Цель задания: Перепишите без изменений строки записей начиная со строки, содержащей «What elements are», вплоть до строки, содержащей «legend-swatch [632, 167, 638, 173]», включительно.

Исходные данные:
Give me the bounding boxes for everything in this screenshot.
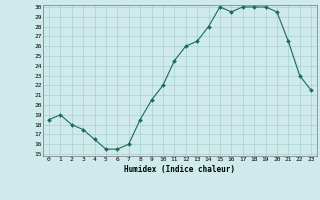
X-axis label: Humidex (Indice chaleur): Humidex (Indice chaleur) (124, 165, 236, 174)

==

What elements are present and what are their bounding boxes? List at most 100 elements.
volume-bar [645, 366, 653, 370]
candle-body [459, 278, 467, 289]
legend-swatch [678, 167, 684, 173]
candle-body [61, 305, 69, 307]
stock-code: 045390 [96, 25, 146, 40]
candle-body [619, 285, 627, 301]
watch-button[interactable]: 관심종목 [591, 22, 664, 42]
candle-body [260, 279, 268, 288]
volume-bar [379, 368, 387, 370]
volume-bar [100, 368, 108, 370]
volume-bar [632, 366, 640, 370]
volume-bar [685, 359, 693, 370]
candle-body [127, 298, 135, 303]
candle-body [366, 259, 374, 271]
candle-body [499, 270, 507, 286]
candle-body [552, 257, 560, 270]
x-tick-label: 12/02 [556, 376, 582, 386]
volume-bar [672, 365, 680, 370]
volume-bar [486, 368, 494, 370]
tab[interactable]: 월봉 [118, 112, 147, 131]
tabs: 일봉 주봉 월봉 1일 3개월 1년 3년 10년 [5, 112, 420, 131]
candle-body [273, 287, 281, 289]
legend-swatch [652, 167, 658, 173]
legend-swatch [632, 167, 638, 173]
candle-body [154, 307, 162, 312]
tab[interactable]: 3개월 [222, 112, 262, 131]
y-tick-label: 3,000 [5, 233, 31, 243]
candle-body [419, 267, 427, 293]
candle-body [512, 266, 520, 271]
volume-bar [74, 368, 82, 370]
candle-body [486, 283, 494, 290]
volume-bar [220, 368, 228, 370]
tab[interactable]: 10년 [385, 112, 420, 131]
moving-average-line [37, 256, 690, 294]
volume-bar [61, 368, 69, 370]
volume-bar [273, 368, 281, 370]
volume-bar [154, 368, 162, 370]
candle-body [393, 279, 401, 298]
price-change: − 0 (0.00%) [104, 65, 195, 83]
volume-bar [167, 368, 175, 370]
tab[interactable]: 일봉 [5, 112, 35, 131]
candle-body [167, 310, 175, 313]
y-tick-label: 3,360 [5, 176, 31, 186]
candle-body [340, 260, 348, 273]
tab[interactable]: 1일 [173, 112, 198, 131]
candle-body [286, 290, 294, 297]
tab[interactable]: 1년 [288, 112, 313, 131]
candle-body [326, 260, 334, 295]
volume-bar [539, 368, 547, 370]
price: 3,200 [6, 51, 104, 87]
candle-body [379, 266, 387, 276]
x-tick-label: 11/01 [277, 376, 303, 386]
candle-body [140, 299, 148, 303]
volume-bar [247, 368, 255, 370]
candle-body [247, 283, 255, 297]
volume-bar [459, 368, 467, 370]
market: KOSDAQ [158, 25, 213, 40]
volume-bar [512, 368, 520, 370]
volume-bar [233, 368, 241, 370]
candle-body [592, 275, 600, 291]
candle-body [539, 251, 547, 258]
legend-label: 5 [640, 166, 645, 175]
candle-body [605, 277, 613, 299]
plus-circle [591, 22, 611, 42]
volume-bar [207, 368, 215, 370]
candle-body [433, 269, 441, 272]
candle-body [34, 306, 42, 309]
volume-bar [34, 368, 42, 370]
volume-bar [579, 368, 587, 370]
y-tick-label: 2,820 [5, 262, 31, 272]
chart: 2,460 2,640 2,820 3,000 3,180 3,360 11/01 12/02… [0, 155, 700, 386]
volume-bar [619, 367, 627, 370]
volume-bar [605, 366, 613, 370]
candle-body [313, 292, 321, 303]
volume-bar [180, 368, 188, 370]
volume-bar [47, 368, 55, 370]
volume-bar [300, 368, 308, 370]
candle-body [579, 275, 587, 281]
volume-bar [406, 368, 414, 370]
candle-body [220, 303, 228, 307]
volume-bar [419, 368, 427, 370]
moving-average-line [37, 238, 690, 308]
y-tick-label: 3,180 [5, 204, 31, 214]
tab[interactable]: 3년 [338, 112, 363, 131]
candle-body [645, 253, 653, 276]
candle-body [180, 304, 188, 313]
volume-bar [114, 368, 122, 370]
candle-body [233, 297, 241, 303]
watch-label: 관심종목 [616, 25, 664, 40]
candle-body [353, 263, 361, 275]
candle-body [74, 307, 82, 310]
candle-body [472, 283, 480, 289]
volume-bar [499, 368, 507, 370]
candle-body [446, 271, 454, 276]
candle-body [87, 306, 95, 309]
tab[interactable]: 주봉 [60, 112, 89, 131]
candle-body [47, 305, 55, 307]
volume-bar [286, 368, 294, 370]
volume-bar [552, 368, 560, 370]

Ответ к заданию:
What elements are present and what are their bounding boxes? List at most 100 elements.
volume-bar [645, 366, 653, 370]
candle-body [459, 278, 467, 289]
legend-swatch [678, 167, 684, 173]
candle-body [61, 305, 69, 307]
stock-code: 045390 [96, 25, 146, 40]
candle-body [619, 285, 627, 301]
watch-button[interactable]: 관심종목 [591, 22, 664, 42]
candle-body [260, 279, 268, 288]
volume-bar [379, 368, 387, 370]
volume-bar [100, 368, 108, 370]
volume-bar [632, 366, 640, 370]
volume-bar [685, 359, 693, 370]
candle-body [127, 298, 135, 303]
candle-body [366, 259, 374, 271]
candle-body [499, 270, 507, 286]
candle-body [552, 257, 560, 270]
x-tick-label: 12/02 [556, 376, 582, 386]
volume-bar [672, 365, 680, 370]
volume-bar [486, 368, 494, 370]
tab[interactable]: 월봉 [118, 112, 147, 131]
tabs: 일봉 주봉 월봉 1일 3개월 1년 3년 10년 [5, 112, 420, 131]
candle-body [273, 287, 281, 289]
legend-swatch [652, 167, 658, 173]
legend-swatch [632, 167, 638, 173]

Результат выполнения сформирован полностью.